### Written problem
Copy every line of the records below that holds the word "made".

— begin Records —

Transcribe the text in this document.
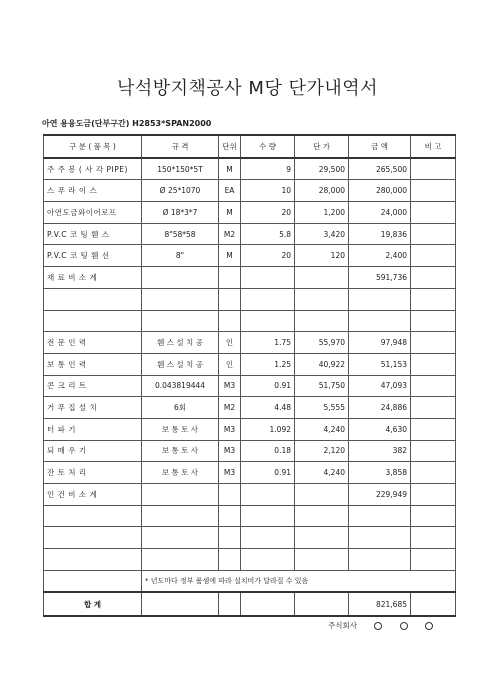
낙석방지책공사 M당 단가내역서
아연 용융도금(단부구간) H2853*SPAN2000
구 분 ( 품 목 )	규 격	단위	수 량	단 가	금 액	비 고
주 주 봉 ( 사 각 PIPE)	150*150*5T	M	9	29,500	265,500	
스 푸 라 이 스	Ø 25*1070	EA	10	28,000	280,000	
아연도금와이어로프	Ø 18*3*7	M	20	1,200	24,000	
P.V.C 코 팅 휀 스	8"58*58	M2	5.8	3,420	19,836	
P.V.C 코 팅 휀 선	8"	M	20	120	2,400	
재 료 비 소 계					591,736	

전 문 인 력	휀 스 설 치 공	인	1.75	55,970	97,948	
보 통 인 력	휀 스 설 치 공	인	1.25	40,922	51,153	
콘 크 리 트	0.043819444	M3	0.91	51,750	47,093	
거 푸 집 설 치	6회	M2	4.48	5,555	24,886	
터 파 기	보 통 토 사	M3	1.092	4,240	4,630	
되 메 우 기	보 통 토 사	M3	0.18	2,120	382	
잔 토 처 리	보 통 토 사	M3	0.91	4,240	3,858	
인 건 비 소 계					229,949	

	* 년도마다 정부 품셈에 따라 설치비가 달라질 수 있음					
합 계					821,685	
주식회사
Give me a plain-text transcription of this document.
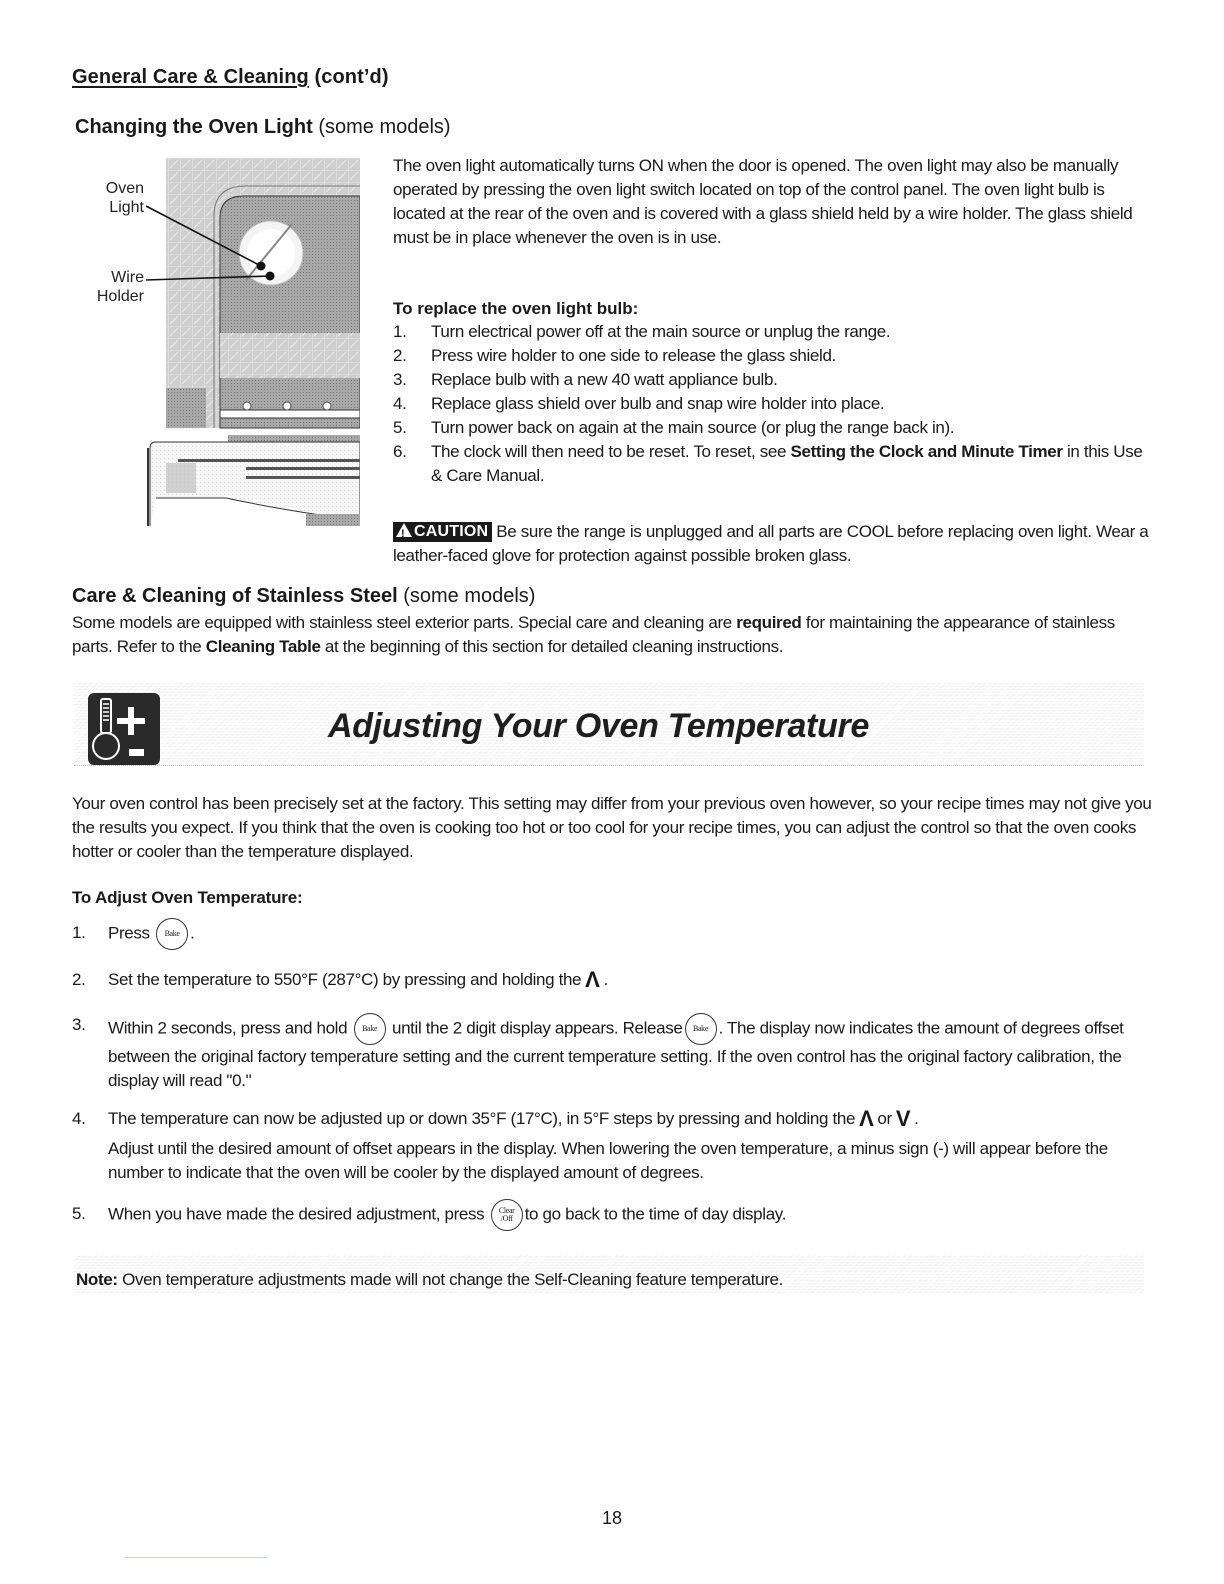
General Care & Cleaning (cont’d)
Changing the Oven Light (some models)
Oven
Light
Wire
Holder
The oven light automatically turns ON when the door is opened. The oven light may also be manually operated by pressing the oven light switch located on top of the control panel. The oven light bulb is located at the rear of the oven and is covered with a glass shield held by a wire holder. The glass shield must be in place whenever the oven is in use.
To replace the oven light bulb:
1. Turn electrical power off at the main source or unplug the range.
2. Press wire holder to one side to release the glass shield.
3. Replace bulb with a new 40 watt appliance bulb.
4. Replace glass shield over bulb and snap wire holder into place.
5. Turn power back on again at the main source (or plug the range back in).
6. The clock will then need to be reset. To reset, see Setting the Clock and Minute Timer in this Use & Care Manual.
!CAUTION Be sure the range is unplugged and all parts are COOL before replacing oven light. Wear a leather-faced glove for protection against possible broken glass.
Care & Cleaning of Stainless Steel (some models)
Some models are equipped with stainless steel exterior parts. Special care and cleaning are required for maintaining the appearance of stainless parts. Refer to the Cleaning Table at the beginning of this section for detailed cleaning instructions.
Adjusting Your Oven Temperature
Your oven control has been precisely set at the factory. This setting may differ from your previous oven however, so your recipe times may not give you the results you expect. If you think that the oven is cooking too hot or too cool for your recipe times, you can adjust the control so that the oven cooks hotter or cooler than the temperature displayed.
To Adjust Oven Temperature:
1. Press Bake .
2. Set the temperature to 550°F (287°C) by pressing and holding the Λ .
3. Within 2 seconds, press and hold Bake until the 2 digit display appears. Release Bake . The display now indicates the amount of degrees offset between the original factory temperature setting and the current temperature setting. If the oven control has the original factory calibration, the display will read "0."
4. The temperature can now be adjusted up or down 35°F (17°C), in 5°F steps by pressing and holding the Λ or V .
Adjust until the desired amount of offset appears in the display. When lowering the oven temperature, a minus sign (-) will appear before the number to indicate that the oven will be cooler by the displayed amount of degrees.
5. When you have made the desired adjustment, press Clear
/Off to go back to the time of day display.
Note: Oven temperature adjustments made will not change the Self-Cleaning feature temperature.
18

— end Records —

### Result of the task
5. When you have made the desired adjustment, press Clear
Note: Oven temperature adjustments made will not change the Self-Cleaning feature temperature.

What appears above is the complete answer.